→ Data shown
************
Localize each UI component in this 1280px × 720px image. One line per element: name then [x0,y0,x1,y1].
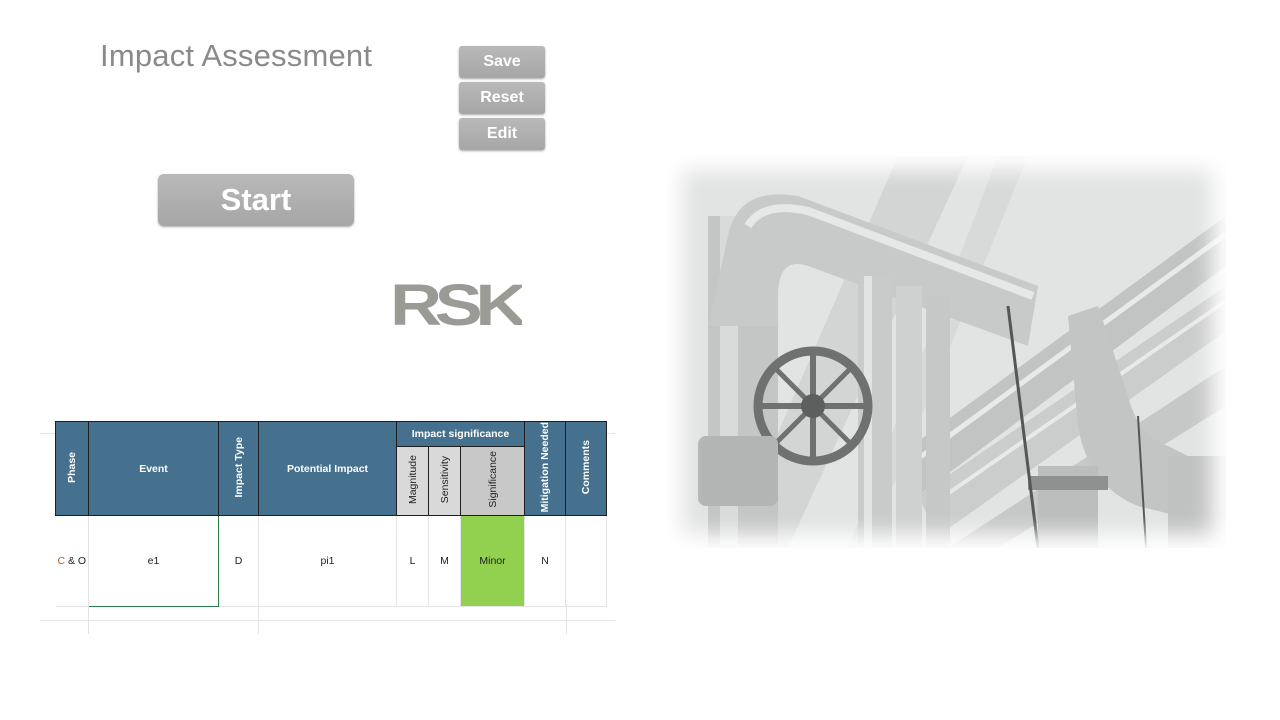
************
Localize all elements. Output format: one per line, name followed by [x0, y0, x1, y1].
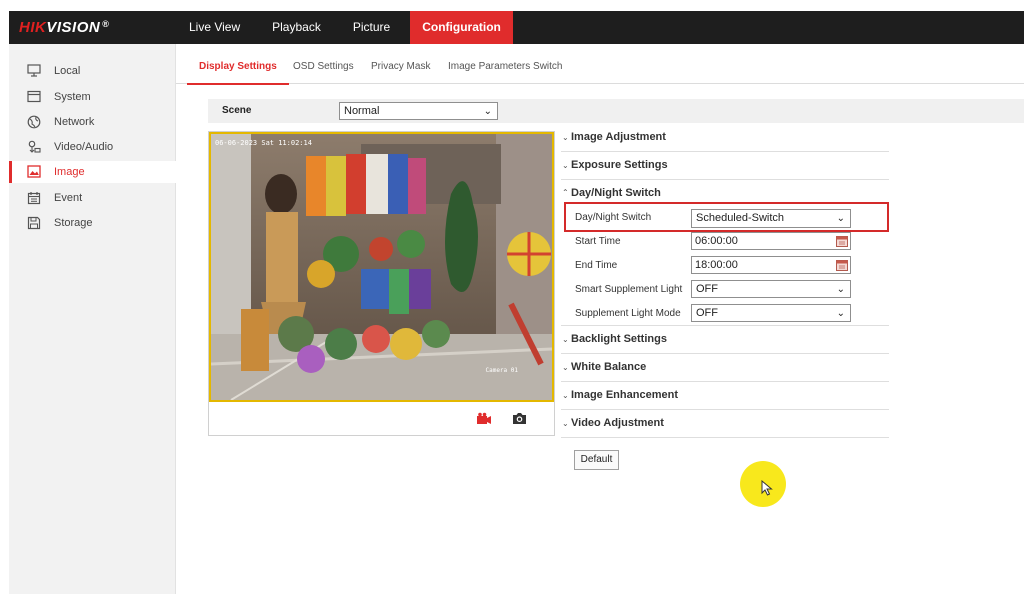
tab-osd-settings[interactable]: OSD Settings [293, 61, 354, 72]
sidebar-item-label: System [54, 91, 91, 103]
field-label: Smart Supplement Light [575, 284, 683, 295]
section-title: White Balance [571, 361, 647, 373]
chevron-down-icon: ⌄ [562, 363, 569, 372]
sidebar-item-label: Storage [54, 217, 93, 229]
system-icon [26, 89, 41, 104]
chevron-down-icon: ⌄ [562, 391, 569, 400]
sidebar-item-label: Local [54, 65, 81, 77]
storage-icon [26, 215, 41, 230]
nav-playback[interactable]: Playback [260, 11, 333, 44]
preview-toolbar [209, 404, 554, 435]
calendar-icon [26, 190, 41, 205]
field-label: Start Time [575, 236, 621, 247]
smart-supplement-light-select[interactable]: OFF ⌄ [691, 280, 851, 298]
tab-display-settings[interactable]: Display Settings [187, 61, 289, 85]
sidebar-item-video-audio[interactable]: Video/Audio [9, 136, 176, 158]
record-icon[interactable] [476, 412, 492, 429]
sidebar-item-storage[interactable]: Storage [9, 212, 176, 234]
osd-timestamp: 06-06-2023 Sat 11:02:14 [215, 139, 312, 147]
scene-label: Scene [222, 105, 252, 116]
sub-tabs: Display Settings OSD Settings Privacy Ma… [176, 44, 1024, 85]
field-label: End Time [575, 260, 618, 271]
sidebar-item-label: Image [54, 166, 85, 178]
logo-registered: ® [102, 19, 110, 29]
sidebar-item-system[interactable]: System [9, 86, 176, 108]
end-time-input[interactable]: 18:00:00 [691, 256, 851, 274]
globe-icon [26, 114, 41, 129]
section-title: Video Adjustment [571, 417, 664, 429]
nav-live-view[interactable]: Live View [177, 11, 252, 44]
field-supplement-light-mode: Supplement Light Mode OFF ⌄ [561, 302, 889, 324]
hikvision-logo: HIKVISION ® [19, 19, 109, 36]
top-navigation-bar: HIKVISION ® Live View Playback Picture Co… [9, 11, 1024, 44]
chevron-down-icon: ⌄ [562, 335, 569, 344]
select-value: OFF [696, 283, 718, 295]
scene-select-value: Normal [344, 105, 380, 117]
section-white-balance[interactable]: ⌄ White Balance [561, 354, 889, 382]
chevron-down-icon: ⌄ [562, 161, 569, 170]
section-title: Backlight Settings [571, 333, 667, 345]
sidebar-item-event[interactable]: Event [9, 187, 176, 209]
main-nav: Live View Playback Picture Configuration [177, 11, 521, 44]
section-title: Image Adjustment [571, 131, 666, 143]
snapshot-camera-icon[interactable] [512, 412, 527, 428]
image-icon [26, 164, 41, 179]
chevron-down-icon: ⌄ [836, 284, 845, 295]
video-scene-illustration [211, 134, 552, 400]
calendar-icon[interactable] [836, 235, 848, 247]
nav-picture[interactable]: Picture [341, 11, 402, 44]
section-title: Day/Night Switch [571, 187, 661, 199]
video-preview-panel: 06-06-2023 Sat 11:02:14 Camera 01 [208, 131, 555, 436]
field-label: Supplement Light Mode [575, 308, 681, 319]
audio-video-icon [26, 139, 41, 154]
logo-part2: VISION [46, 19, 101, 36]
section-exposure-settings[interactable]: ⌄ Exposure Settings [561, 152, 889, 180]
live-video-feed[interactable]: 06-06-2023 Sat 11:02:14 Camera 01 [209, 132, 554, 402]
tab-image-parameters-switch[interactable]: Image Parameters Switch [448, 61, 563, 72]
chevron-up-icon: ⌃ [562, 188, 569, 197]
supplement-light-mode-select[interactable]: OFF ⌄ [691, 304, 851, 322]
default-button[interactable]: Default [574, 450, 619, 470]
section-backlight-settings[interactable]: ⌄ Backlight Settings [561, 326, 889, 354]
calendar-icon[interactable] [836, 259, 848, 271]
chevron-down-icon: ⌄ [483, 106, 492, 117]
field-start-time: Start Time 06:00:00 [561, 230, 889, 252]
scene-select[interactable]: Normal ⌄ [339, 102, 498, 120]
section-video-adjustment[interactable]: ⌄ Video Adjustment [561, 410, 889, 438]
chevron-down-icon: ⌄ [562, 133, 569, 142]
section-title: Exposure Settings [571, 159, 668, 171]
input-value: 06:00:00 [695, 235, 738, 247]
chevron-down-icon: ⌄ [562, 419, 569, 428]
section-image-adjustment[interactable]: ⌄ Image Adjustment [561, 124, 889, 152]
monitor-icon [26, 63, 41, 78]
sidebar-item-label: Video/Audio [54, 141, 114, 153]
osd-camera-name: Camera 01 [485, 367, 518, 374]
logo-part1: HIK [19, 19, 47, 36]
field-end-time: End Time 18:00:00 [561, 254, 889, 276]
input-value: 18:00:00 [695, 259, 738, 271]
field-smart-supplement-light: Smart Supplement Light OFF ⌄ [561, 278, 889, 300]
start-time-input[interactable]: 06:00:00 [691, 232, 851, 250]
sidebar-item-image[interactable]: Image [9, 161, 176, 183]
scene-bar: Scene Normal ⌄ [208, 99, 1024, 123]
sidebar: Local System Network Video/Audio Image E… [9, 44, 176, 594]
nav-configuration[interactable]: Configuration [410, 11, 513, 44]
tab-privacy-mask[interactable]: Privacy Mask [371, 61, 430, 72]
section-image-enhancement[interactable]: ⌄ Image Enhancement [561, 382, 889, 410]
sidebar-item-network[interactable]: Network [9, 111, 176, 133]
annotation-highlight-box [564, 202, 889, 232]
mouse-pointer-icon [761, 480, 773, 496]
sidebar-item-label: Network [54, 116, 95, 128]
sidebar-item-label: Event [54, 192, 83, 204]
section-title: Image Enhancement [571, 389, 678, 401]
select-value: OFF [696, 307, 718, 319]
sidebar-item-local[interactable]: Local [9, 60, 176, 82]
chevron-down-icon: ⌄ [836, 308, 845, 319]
************
→ Exercise
Convert the lines running from the line with "Localize all elements." to the line with "sidebar-item-label: Local [54, 65, 81, 77]", both included, into a JSON list of strings with one string per line and no blank lines. Leave the pictures out of the answer.

→ Answer in full
[
  "Localize all elements. Output format: one per line, name followed by [x0, y0, x1, y1].",
  "tab-osd-settings[interactable]: OSD Settings [293, 61, 354, 72]",
  "sidebar-item-label: System [54, 91, 91, 103]",
  "field-label: Smart Supplement Light [575, 284, 683, 295]",
  "section-title: White Balance [571, 361, 647, 373]",
  "chevron-down-icon: ⌄ [562, 363, 569, 372]",
  "sidebar-item-label: Storage [54, 217, 93, 229]",
  "system-icon [26, 89, 41, 104]",
  "chevron-down-icon: ⌄ [562, 391, 569, 400]",
  "sidebar-item-label: Local [54, 65, 81, 77]"
]